Problem to solve: Answer with one number only: the number of lines that include the word "modified".

§

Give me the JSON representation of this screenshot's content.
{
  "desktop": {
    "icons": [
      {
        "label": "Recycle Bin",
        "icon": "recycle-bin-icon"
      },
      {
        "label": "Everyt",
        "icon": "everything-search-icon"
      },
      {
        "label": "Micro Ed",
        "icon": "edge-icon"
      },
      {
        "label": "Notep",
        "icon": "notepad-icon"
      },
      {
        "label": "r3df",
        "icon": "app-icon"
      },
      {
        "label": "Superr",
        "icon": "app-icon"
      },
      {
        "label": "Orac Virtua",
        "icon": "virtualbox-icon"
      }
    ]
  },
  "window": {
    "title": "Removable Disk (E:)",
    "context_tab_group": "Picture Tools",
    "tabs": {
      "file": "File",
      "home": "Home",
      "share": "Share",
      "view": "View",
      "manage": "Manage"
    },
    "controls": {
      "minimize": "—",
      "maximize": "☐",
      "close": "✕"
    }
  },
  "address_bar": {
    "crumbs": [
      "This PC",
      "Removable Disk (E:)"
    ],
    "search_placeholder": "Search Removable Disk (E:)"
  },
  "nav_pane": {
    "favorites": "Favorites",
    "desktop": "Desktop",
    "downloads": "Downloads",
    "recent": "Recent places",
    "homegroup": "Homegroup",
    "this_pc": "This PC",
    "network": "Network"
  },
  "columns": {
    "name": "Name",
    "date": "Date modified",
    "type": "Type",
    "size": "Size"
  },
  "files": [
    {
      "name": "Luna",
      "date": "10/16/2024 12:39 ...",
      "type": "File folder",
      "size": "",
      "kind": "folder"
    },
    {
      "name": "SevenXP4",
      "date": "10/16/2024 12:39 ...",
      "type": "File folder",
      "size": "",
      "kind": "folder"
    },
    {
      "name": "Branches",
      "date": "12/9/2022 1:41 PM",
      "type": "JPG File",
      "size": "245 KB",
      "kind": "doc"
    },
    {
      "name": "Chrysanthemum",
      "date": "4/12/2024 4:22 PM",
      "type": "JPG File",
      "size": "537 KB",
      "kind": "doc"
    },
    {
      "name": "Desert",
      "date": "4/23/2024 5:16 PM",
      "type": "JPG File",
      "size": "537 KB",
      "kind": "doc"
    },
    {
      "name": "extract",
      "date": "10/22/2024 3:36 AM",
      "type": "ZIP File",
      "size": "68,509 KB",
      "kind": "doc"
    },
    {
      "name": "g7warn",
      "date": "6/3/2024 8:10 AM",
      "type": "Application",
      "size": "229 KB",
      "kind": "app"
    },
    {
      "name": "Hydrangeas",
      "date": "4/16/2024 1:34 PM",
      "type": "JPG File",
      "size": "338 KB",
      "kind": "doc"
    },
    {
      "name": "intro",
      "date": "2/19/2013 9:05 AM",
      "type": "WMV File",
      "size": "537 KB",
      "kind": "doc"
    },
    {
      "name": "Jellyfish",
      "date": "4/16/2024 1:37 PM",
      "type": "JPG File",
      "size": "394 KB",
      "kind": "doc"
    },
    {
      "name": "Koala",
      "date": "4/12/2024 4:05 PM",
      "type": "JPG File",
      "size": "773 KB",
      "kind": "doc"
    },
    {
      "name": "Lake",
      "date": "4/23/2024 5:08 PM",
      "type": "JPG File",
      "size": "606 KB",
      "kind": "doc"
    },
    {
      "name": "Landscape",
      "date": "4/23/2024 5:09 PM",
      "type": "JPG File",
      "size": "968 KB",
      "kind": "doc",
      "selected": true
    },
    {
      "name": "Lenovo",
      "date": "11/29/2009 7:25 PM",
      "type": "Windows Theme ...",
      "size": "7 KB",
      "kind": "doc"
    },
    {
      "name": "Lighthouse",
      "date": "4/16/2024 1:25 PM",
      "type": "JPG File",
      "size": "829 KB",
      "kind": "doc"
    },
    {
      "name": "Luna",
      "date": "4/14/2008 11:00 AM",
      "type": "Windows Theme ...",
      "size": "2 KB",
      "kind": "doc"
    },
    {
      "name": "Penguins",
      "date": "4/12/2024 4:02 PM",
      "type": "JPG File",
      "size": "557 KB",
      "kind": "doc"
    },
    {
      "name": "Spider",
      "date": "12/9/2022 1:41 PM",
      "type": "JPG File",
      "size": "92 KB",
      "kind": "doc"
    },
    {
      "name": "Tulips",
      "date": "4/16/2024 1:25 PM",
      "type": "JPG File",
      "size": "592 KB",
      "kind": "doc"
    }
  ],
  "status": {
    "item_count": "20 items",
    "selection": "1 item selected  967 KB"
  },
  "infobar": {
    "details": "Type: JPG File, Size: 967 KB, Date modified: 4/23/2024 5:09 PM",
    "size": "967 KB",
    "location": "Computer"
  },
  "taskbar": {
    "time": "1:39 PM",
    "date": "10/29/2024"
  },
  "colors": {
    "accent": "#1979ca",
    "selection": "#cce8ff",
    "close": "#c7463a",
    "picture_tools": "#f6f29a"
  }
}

§

Expected answer: 2